▸ **Written instruction**: Return each line of the records holding the string "Volume".

Records from a data collection
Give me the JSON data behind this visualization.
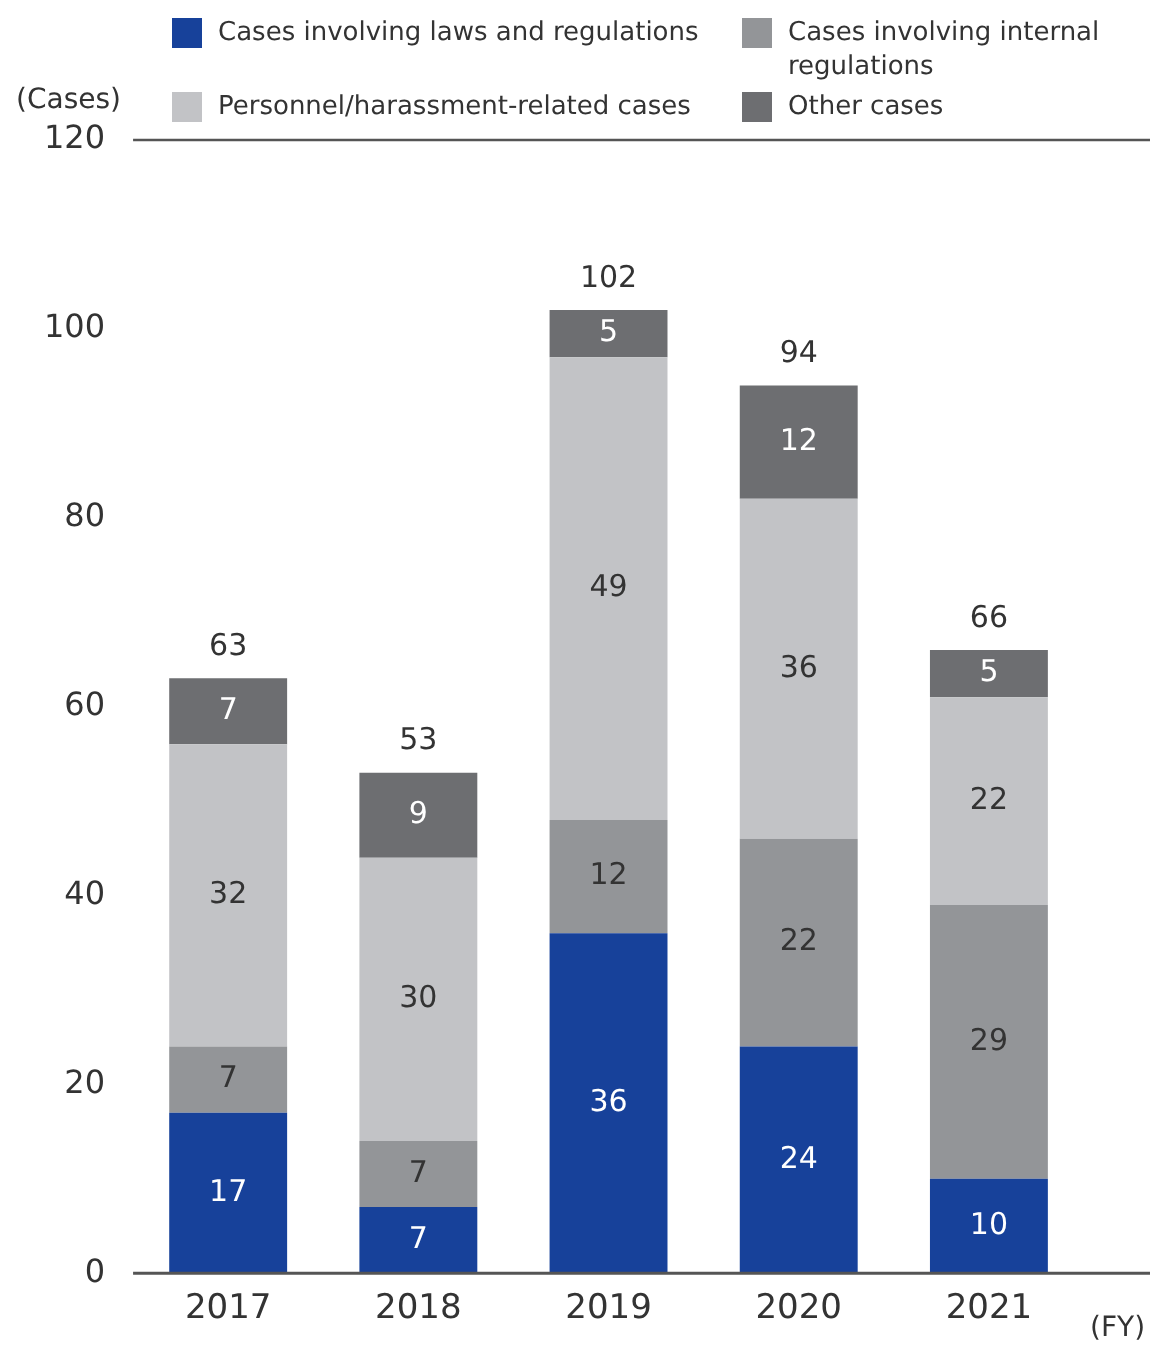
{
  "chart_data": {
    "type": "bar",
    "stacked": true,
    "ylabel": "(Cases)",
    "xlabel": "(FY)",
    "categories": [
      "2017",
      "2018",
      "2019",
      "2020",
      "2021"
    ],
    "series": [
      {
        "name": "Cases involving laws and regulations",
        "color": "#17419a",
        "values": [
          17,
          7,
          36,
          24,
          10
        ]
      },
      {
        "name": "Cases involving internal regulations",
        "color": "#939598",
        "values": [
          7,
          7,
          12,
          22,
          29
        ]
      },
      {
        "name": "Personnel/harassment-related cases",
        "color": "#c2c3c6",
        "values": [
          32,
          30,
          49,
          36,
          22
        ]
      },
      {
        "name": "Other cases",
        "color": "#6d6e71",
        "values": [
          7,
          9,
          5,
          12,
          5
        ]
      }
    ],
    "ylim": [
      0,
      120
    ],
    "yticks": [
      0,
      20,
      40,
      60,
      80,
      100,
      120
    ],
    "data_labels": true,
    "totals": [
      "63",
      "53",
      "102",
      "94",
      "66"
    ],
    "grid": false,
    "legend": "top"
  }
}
---
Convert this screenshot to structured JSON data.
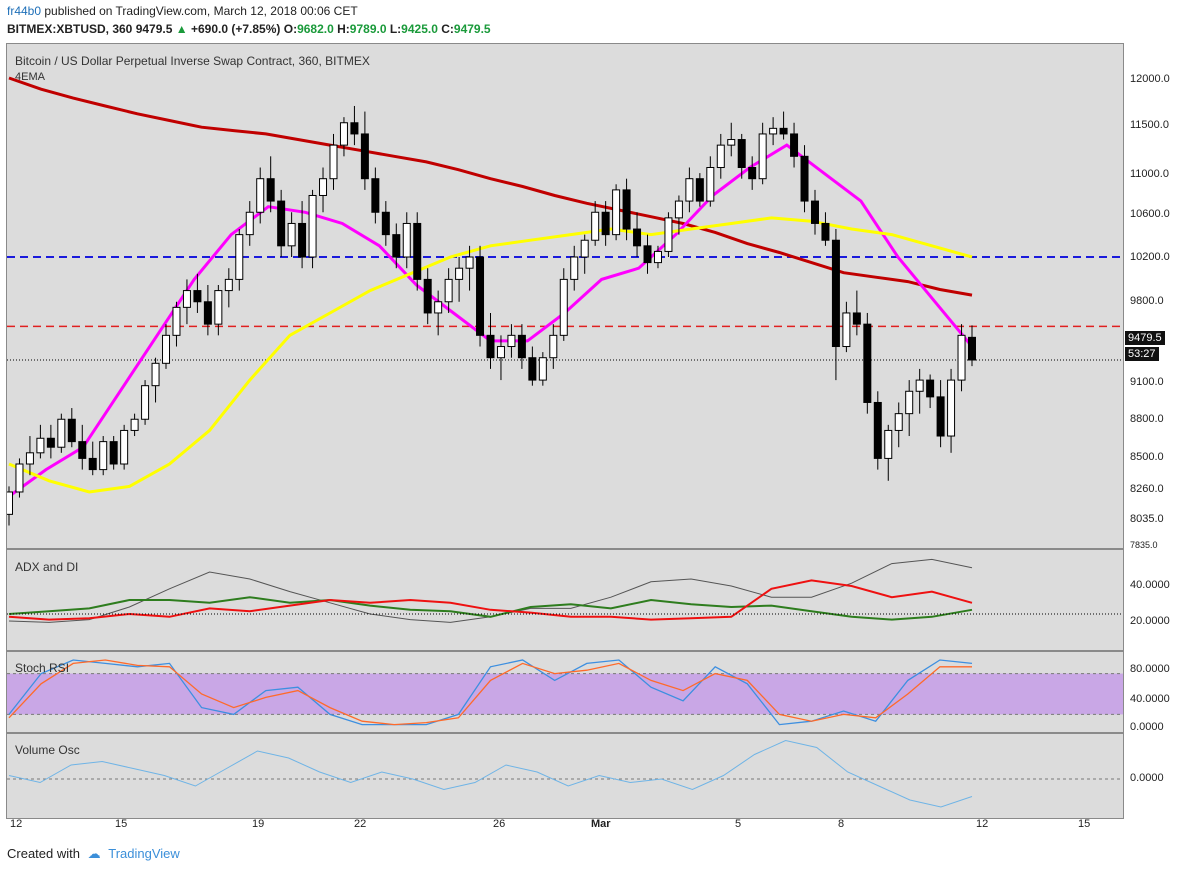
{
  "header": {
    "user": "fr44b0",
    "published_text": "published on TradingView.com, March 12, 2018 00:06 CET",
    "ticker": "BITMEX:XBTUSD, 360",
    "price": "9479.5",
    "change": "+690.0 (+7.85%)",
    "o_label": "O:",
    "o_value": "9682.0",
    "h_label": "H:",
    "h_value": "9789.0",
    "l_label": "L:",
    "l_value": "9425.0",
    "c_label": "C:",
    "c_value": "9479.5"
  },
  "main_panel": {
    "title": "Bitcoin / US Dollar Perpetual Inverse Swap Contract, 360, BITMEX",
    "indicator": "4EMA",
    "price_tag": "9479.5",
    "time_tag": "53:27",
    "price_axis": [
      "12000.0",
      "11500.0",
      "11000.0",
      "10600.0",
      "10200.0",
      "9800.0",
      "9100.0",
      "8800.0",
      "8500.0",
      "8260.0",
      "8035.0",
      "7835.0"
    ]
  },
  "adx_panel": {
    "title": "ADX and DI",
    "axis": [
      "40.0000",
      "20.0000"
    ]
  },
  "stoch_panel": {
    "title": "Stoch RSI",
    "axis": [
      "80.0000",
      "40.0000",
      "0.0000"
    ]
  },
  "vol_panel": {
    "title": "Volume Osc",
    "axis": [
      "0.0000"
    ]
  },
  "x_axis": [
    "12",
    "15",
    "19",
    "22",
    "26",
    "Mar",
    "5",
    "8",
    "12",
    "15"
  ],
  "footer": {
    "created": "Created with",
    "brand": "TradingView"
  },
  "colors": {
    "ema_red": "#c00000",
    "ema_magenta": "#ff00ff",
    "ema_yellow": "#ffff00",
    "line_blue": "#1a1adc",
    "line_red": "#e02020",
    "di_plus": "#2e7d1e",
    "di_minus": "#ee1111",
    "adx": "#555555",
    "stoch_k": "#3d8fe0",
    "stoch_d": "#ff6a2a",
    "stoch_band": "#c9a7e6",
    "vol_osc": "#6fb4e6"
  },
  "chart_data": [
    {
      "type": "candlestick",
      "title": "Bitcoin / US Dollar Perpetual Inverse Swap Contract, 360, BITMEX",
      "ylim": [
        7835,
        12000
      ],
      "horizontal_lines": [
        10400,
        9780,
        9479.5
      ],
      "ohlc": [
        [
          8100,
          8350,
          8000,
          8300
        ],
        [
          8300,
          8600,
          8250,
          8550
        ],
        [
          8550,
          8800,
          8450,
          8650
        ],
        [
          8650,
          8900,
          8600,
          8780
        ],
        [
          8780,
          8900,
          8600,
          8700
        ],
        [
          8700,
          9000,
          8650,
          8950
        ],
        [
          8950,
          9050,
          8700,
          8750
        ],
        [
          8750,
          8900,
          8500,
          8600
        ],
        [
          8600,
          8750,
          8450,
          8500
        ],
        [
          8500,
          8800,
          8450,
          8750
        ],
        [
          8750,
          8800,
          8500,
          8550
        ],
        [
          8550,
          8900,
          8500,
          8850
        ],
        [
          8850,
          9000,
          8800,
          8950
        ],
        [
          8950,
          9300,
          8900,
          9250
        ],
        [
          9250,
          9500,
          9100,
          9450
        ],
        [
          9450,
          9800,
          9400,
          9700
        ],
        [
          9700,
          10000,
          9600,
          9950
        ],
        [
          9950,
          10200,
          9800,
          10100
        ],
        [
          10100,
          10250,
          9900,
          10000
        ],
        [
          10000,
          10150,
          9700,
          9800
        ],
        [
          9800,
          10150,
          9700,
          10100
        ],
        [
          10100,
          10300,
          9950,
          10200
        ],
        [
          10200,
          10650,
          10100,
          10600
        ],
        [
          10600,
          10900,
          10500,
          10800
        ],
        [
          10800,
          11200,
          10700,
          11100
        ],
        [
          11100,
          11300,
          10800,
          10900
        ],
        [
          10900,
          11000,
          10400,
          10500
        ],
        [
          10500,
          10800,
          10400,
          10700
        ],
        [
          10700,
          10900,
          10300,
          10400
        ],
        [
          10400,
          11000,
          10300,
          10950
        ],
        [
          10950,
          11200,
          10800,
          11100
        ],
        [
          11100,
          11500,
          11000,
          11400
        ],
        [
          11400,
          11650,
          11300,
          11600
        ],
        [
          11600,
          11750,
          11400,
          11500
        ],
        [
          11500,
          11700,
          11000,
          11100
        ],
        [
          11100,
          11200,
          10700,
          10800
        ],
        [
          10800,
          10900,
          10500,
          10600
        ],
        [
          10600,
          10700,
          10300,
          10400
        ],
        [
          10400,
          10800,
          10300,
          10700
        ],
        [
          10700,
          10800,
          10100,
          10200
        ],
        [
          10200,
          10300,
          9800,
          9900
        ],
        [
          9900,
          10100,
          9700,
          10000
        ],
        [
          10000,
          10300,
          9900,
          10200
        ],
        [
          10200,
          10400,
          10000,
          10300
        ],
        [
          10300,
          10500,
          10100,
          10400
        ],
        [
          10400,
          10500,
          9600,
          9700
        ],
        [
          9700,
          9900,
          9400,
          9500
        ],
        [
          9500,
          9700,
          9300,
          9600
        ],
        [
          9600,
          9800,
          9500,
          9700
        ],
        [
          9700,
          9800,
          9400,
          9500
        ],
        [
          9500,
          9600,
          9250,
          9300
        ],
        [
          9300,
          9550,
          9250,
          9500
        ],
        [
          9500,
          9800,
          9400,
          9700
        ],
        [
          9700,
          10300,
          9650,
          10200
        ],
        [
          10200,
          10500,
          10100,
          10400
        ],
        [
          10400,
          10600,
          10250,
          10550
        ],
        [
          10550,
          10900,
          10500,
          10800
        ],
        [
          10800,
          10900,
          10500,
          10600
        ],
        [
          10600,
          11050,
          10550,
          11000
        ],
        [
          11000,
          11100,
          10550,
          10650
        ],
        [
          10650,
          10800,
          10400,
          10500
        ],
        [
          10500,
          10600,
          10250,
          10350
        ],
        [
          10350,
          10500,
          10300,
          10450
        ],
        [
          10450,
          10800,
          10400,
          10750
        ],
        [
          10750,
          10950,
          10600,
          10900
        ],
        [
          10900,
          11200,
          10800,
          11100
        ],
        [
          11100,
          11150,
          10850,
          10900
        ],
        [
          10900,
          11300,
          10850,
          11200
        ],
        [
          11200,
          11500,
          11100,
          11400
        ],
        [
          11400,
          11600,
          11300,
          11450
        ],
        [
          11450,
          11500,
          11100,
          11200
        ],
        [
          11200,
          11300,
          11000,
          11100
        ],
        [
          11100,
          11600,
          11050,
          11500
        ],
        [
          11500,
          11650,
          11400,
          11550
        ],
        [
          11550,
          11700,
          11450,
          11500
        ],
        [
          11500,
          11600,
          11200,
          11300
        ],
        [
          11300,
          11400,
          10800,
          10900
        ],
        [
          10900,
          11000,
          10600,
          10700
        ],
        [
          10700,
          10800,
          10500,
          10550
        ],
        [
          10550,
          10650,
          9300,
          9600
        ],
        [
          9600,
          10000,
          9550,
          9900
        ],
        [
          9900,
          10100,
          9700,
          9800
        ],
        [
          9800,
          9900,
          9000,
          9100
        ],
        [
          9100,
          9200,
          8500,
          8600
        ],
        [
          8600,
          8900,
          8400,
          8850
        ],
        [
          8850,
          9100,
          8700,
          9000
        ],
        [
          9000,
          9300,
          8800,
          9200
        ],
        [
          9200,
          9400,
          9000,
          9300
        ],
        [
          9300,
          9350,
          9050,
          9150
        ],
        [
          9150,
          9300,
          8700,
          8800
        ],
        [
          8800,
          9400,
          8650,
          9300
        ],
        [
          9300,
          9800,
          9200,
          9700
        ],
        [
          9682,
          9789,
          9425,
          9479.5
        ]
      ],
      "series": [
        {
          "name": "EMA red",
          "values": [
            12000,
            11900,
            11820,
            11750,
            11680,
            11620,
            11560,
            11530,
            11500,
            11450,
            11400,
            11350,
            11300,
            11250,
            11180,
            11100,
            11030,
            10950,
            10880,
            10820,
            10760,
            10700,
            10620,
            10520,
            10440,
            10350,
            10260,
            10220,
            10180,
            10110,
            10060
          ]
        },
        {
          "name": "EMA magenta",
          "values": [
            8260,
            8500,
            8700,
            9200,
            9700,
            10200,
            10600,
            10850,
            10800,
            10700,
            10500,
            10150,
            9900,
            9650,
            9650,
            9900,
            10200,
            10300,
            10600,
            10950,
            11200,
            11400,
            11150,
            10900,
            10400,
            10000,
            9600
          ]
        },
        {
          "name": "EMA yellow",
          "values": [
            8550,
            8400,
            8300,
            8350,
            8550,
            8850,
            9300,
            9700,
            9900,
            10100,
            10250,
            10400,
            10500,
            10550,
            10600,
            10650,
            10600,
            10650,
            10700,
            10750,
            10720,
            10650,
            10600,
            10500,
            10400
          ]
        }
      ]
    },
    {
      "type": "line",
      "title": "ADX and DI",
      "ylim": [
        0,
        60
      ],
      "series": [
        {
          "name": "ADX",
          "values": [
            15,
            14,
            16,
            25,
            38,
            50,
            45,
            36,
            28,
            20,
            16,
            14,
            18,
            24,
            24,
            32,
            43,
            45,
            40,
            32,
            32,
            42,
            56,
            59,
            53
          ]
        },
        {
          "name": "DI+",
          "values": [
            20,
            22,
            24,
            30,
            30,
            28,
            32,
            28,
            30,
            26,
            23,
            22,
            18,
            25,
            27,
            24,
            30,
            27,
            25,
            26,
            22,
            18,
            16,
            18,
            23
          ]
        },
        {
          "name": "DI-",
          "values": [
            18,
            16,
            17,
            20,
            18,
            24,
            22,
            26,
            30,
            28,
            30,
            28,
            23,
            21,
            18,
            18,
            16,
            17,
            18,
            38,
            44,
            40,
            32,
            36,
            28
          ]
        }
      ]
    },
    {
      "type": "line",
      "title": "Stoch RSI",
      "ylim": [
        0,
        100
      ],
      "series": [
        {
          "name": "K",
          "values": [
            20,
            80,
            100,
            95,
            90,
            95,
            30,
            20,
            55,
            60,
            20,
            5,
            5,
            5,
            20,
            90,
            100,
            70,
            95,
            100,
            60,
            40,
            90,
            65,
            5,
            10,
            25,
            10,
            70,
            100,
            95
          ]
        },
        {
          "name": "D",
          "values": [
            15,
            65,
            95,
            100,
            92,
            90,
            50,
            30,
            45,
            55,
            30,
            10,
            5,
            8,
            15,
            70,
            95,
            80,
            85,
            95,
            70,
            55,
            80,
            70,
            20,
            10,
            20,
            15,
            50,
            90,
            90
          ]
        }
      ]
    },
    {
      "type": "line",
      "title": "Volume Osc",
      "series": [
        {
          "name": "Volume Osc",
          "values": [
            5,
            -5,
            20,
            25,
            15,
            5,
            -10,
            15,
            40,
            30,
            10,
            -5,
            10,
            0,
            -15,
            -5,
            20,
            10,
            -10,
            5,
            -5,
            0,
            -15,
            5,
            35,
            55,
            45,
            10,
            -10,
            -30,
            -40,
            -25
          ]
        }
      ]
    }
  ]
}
* * *
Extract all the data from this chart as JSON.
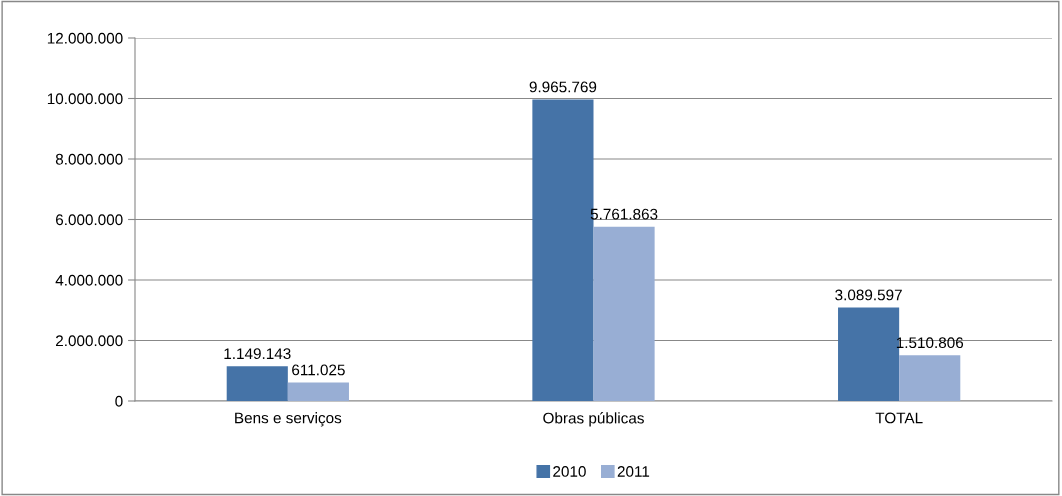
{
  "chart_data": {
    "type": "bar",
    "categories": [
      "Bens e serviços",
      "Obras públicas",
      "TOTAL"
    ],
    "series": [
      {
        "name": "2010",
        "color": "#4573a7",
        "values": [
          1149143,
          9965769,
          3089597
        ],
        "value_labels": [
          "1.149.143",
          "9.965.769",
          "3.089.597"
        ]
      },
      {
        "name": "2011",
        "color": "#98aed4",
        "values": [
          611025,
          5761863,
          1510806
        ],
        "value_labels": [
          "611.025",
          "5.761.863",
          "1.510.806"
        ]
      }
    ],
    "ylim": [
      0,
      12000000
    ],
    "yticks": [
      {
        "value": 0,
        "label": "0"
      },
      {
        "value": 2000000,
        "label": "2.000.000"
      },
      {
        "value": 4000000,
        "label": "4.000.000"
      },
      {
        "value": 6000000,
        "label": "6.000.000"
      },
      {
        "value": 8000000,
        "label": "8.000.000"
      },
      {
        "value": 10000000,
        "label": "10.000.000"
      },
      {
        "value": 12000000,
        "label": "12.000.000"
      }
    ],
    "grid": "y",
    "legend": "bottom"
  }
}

▸ **Full response**:
    "title": "Volume Osc",
      "title": "Volume Osc",
          "name": "Volume Osc",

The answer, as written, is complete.